#### AIM
Using the data below, copy each line that includes the word "Script".

※ ※ ※

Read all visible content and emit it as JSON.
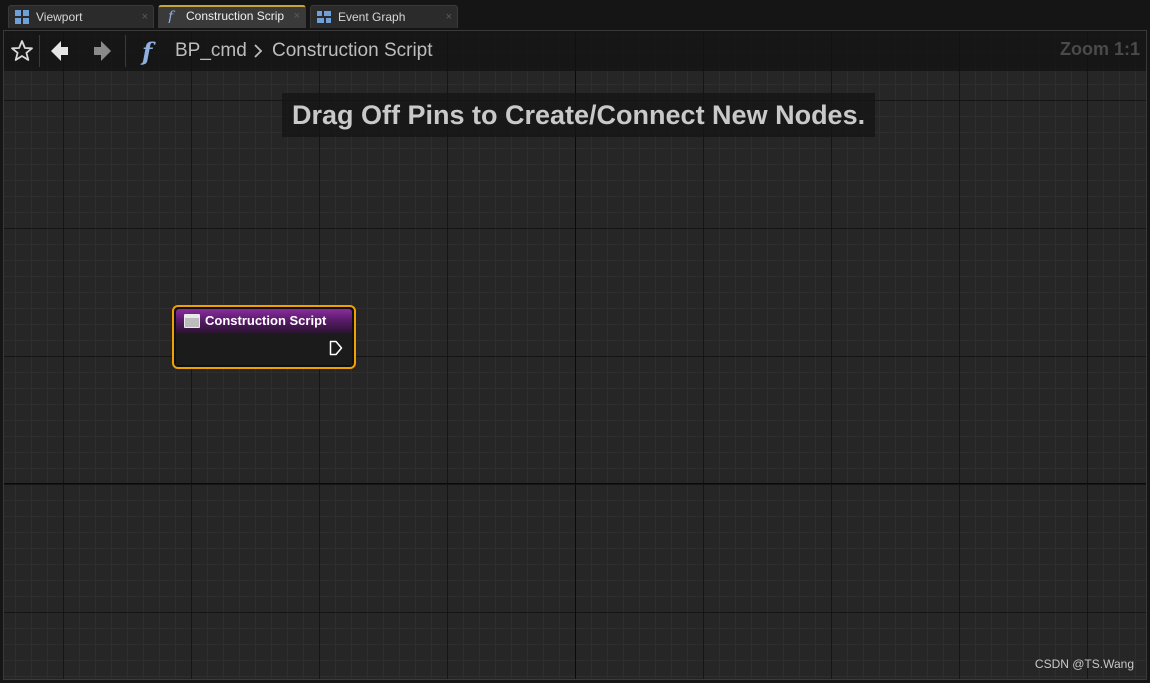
{
  "tabs": [
    {
      "label": "Viewport",
      "icon": "viewport-icon",
      "close": "×",
      "active": false
    },
    {
      "label": "Construction Scrip",
      "icon": "function-icon",
      "close": "×",
      "active": true
    },
    {
      "label": "Event Graph",
      "icon": "graph-icon",
      "close": "×",
      "active": false
    }
  ],
  "toolbar": {
    "favorite_icon": "star-icon",
    "back_icon": "arrow-left-icon",
    "forward_icon": "arrow-right-icon",
    "function_icon": "function-icon",
    "breadcrumb": [
      "BP_cmd",
      "Construction Script"
    ],
    "zoom": "Zoom 1:1"
  },
  "graph": {
    "hint": "Drag Off Pins to Create/Connect New Nodes.",
    "node": {
      "title": "Construction Script",
      "icon": "function-entry-icon",
      "pin_icon": "exec-pin-icon",
      "header_color": "#8a2d9e",
      "selection_color": "#f0a000"
    }
  },
  "watermark": "CSDN @TS.Wang",
  "colors": {
    "background": "#262626",
    "active_tab_accent": "#c7a53a"
  }
}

※ ※ ※

#### EXERCISE ANSWER
      "Construction Script"
      "title": "Construction Script",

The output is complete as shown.